| Your instructions |
Copy the data line for line, without changes, from the first line through the line containing "product-4: TsN Ph: [664, 1157, 819, 1202]", and include that line.

| Provided records |

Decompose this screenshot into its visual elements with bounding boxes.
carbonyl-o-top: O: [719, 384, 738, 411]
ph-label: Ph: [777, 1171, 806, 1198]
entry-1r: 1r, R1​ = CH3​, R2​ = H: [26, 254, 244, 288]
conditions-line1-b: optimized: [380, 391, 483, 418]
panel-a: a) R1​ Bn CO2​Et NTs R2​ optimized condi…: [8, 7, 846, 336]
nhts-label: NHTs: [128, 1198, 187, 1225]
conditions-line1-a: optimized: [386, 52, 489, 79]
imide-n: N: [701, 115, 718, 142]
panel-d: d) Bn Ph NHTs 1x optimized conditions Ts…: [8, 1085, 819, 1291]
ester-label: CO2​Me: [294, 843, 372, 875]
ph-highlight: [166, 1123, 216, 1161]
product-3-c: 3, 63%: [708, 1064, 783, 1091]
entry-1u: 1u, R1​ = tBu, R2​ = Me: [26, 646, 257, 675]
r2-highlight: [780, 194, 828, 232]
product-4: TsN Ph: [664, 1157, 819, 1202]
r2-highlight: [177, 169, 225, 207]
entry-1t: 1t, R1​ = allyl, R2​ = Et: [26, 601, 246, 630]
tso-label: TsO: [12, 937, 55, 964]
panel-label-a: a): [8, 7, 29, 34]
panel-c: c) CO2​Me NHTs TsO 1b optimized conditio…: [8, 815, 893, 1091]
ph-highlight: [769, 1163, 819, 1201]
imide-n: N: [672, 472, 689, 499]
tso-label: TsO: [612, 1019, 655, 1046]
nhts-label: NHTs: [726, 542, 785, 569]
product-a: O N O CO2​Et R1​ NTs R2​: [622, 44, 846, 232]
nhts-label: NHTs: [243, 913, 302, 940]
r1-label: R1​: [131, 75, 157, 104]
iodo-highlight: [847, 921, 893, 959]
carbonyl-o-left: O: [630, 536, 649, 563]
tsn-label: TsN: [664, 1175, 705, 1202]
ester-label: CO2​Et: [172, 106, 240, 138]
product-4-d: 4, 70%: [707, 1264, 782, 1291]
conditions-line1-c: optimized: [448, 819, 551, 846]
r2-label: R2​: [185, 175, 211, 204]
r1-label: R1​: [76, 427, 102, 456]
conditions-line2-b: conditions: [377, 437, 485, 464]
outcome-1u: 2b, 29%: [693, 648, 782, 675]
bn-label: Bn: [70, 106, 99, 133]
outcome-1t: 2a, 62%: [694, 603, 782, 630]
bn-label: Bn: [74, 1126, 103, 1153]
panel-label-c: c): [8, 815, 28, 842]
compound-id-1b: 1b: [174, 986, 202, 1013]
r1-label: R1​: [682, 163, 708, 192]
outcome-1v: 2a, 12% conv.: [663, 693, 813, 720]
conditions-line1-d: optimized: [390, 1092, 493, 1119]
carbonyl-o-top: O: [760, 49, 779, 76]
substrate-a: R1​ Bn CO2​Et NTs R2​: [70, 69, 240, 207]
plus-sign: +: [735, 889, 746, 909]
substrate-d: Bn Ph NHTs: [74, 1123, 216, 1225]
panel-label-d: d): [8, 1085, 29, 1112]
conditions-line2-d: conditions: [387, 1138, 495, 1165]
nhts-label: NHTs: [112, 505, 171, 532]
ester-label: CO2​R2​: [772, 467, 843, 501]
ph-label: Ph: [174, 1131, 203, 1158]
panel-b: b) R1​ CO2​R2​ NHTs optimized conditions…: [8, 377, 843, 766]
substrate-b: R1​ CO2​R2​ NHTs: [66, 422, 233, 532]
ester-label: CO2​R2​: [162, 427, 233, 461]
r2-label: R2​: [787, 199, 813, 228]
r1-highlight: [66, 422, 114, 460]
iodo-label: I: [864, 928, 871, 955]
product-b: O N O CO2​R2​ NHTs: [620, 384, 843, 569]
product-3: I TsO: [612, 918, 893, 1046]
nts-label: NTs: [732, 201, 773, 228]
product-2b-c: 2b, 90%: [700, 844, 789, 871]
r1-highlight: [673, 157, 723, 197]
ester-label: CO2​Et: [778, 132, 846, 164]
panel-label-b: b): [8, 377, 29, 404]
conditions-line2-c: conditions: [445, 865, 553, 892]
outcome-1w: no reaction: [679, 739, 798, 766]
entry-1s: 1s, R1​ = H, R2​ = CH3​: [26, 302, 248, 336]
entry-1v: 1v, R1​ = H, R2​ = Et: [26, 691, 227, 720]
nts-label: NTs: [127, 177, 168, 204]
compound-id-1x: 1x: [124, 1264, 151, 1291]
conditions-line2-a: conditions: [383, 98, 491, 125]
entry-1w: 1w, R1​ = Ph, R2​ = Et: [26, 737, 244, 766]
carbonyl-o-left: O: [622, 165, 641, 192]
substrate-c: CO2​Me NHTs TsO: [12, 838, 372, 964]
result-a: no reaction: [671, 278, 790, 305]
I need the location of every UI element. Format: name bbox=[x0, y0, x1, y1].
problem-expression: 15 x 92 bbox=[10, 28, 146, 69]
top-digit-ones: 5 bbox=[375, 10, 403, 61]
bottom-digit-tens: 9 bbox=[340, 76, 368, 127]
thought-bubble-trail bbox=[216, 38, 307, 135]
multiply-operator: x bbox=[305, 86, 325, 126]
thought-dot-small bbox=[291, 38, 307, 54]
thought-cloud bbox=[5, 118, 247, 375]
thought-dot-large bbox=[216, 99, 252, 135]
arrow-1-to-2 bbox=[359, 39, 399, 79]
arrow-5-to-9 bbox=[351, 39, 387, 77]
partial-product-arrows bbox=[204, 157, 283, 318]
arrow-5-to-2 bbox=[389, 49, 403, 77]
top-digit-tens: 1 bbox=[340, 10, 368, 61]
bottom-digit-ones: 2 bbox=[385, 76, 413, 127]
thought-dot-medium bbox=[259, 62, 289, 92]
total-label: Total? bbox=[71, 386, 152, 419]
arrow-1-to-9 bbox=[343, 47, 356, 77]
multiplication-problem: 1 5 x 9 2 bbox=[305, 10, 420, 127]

| Result of the task |
Decompose this screenshot into its visual elements with bounding boxes.
carbonyl-o-top: O: [719, 384, 738, 411]
ph-label: Ph: [777, 1171, 806, 1198]
entry-1r: 1r, R1​ = CH3​, R2​ = H: [26, 254, 244, 288]
conditions-line1-b: optimized: [380, 391, 483, 418]
panel-a: a) R1​ Bn CO2​Et NTs R2​ optimized condi…: [8, 7, 846, 336]
nhts-label: NHTs: [128, 1198, 187, 1225]
conditions-line1-a: optimized: [386, 52, 489, 79]
imide-n: N: [701, 115, 718, 142]
panel-d: d) Bn Ph NHTs 1x optimized conditions Ts…: [8, 1085, 819, 1291]
ester-label: CO2​Me: [294, 843, 372, 875]
ph-highlight: [166, 1123, 216, 1161]
product-3-c: 3, 63%: [708, 1064, 783, 1091]
entry-1u: 1u, R1​ = tBu, R2​ = Me: [26, 646, 257, 675]
r2-highlight: [780, 194, 828, 232]
product-4: TsN Ph: [664, 1157, 819, 1202]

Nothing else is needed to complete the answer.